### What this task involves
Write out every line of the material exactly as it appears.

Data extracted from a collection
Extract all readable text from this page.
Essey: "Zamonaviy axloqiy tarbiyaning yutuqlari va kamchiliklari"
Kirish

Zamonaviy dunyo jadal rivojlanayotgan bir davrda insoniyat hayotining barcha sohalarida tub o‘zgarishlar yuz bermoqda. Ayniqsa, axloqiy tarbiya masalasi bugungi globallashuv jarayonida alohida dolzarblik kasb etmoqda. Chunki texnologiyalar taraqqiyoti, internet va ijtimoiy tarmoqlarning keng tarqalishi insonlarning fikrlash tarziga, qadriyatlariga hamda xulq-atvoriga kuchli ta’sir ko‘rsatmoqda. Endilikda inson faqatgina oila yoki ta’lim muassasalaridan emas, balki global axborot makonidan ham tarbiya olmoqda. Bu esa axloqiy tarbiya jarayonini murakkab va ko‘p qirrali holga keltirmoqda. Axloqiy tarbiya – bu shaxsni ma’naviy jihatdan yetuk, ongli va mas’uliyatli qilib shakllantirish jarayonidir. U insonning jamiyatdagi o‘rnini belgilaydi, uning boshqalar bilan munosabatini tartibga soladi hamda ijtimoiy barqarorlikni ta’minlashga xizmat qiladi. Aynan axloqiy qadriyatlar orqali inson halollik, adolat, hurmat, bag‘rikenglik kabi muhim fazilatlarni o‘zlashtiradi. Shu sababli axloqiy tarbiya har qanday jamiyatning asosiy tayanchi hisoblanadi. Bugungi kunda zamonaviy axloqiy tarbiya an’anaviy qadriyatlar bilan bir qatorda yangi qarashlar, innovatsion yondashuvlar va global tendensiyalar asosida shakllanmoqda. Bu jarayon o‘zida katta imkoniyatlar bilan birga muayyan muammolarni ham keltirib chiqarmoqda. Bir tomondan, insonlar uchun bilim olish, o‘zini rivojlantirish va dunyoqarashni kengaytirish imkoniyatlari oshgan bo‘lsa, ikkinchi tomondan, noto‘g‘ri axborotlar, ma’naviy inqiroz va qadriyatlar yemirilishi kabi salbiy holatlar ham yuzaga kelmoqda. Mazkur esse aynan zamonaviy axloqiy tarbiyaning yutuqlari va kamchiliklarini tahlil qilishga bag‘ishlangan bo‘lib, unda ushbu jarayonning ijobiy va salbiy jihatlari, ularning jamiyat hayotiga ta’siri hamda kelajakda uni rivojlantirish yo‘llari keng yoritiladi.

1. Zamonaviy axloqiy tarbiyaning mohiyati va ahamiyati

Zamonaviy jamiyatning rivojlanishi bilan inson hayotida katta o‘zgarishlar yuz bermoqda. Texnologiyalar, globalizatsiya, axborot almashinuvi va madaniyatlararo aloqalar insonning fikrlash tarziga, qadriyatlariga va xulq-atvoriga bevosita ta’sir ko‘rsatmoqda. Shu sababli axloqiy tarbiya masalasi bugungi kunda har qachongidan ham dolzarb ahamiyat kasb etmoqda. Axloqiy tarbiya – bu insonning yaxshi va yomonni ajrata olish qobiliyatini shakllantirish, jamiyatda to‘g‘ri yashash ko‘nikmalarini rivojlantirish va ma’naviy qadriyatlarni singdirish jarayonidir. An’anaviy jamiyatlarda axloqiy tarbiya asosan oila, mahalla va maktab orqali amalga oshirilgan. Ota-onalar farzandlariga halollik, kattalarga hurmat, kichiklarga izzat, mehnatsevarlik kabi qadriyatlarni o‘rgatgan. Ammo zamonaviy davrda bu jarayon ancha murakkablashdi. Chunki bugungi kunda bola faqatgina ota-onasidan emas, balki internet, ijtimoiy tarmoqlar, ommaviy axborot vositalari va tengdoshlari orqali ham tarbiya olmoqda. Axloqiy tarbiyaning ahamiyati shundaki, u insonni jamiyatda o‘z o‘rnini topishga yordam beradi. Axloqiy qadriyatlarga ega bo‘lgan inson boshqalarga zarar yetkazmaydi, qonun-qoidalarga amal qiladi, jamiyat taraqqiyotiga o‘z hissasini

### Task output
Extract all readable text from this page.
Essey: "Zamonaviy axloqiy tarbiyaning yutuqlari va kamchiliklari"
Kirish

Zamonaviy dunyo jadal rivojlanayotgan bir davrda insoniyat hayotining barcha sohalarida tub o‘zgarishlar yuz bermoqda. Ayniqsa, axloqiy tarbiya masalasi bugungi globallashuv jarayonida alohida dolzarblik kasb etmoqda. Chunki texnologiyalar taraqqiyoti, internet va ijtimoiy tarmoqlarning keng tarqalishi insonlarning fikrlash tarziga, qadriyatlariga hamda xulq-atvoriga kuchli ta’sir ko‘rsatmoqda. Endilikda inson faqatgina oila yoki ta’lim muassasalaridan emas, balki global axborot makonidan ham tarbiya olmoqda. Bu esa axloqiy tarbiya jarayonini murakkab va ko‘p qirrali holga keltirmoqda. Axloqiy tarbiya – bu shaxsni ma’naviy jihatdan yetuk, ongli va mas’uliyatli qilib shakllantirish jarayonidir. U insonning jamiyatdagi o‘rnini belgilaydi, uning boshqalar bilan munosabatini tartibga soladi hamda ijtimoiy barqarorlikni ta’minlashga xizmat qiladi. Aynan axloqiy qadriyatlar orqali inson halollik, adolat, hurmat, bag‘rikenglik kabi muhim fazilatlarni o‘zlashtiradi. Shu sababli axloqiy tarbiya har qanday jamiyatning asosiy tayanchi hisoblanadi. Bugungi kunda zamonaviy axloqiy tarbiya an’anaviy qadriyatlar bilan bir qatorda yangi qarashlar, innovatsion yondashuvlar va global tendensiyalar asosida shakllanmoqda. Bu jarayon o‘zida katta imkoniyatlar bilan birga muayyan muammolarni ham keltirib chiqarmoqda. Bir tomondan, insonlar uchun bilim olish, o‘zini rivojlantirish va dunyoqarashni kengaytirish imkoniyatlari oshgan bo‘lsa, ikkinchi tomondan, noto‘g‘ri axborotlar, ma’naviy inqiroz va qadriyatlar yemirilishi kabi salbiy holatlar ham yuzaga kelmoqda. Mazkur esse aynan zamonaviy axloqiy tarbiyaning yutuqlari va kamchiliklarini tahlil qilishga bag‘ishlangan bo‘lib, unda ushbu jarayonning ijobiy va salbiy jihatlari, ularning jamiyat hayotiga ta’siri hamda kelajakda uni rivojlantirish yo‘llari keng yoritiladi.

1. Zamonaviy axloqiy tarbiyaning mohiyati va ahamiyati

Zamonaviy jamiyatning rivojlanishi bilan inson hayotida katta o‘zgarishlar yuz bermoqda. Texnologiyalar, globalizatsiya, axborot almashinuvi va madaniyatlararo aloqalar insonning fikrlash tarziga, qadriyatlariga va xulq-atvoriga bevosita ta’sir ko‘rsatmoqda. Shu sababli axloqiy tarbiya masalasi bugungi kunda har qachongidan ham dolzarb ahamiyat kasb etmoqda. Axloqiy tarbiya – bu insonning yaxshi va yomonni ajrata olish qobiliyatini shakllantirish, jamiyatda to‘g‘ri yashash ko‘nikmalarini rivojlantirish va ma’naviy qadriyatlarni singdirish jarayonidir. An’anaviy jamiyatlarda axloqiy tarbiya asosan oila, mahalla va maktab orqali amalga oshirilgan. Ota-onalar farzandlariga halollik, kattalarga hurmat, kichiklarga izzat, mehnatsevarlik kabi qadriyatlarni o‘rgatgan. Ammo zamonaviy davrda bu jarayon ancha murakkablashdi. Chunki bugungi kunda bola faqatgina ota-onasidan emas, balki internet, ijtimoiy tarmoqlar, ommaviy axborot vositalari va tengdoshlari orqali ham tarbiya olmoqda. Axloqiy tarbiyaning ahamiyati shundaki, u insonni jamiyatda o‘z o‘rnini topishga yordam beradi. Axloqiy qadriyatlarga ega bo‘lgan inson boshqalarga zarar yetkazmaydi, qonun-qoidalarga amal qiladi, jamiyat taraqqiyotiga o‘z hissasini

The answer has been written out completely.